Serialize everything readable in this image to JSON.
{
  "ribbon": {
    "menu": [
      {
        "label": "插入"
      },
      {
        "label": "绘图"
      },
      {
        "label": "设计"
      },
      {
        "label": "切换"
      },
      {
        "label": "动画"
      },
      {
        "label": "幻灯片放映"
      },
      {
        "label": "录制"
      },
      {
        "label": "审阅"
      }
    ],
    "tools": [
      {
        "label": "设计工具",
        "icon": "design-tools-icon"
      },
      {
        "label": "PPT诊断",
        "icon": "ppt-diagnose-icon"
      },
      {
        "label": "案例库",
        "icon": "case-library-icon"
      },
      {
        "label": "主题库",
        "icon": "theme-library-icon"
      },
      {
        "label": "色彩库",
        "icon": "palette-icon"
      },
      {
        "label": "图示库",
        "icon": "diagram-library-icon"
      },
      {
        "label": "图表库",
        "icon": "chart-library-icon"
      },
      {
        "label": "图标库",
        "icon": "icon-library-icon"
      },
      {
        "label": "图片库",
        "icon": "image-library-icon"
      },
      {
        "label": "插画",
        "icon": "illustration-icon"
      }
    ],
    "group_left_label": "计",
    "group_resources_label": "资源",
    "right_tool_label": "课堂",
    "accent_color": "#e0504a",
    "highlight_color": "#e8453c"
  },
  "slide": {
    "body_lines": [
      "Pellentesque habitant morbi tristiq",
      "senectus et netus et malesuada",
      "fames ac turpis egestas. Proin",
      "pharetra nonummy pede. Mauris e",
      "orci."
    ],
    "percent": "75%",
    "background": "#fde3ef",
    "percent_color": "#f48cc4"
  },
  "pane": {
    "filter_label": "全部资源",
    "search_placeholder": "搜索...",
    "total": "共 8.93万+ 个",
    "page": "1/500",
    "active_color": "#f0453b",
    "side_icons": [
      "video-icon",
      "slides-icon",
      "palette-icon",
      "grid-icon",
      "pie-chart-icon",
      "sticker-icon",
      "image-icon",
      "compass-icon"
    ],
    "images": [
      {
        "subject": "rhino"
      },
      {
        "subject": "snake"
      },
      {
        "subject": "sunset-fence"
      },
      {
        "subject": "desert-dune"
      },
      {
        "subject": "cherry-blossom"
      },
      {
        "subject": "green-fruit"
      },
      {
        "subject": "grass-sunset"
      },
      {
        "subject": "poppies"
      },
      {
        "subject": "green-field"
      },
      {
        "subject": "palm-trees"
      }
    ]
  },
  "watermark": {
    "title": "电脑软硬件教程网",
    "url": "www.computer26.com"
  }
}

GIVEN INSTRUCTION. Looking at the records above, tally the lines holding "sunset" and reply with that number only.

FINISHED EXERCISE. 2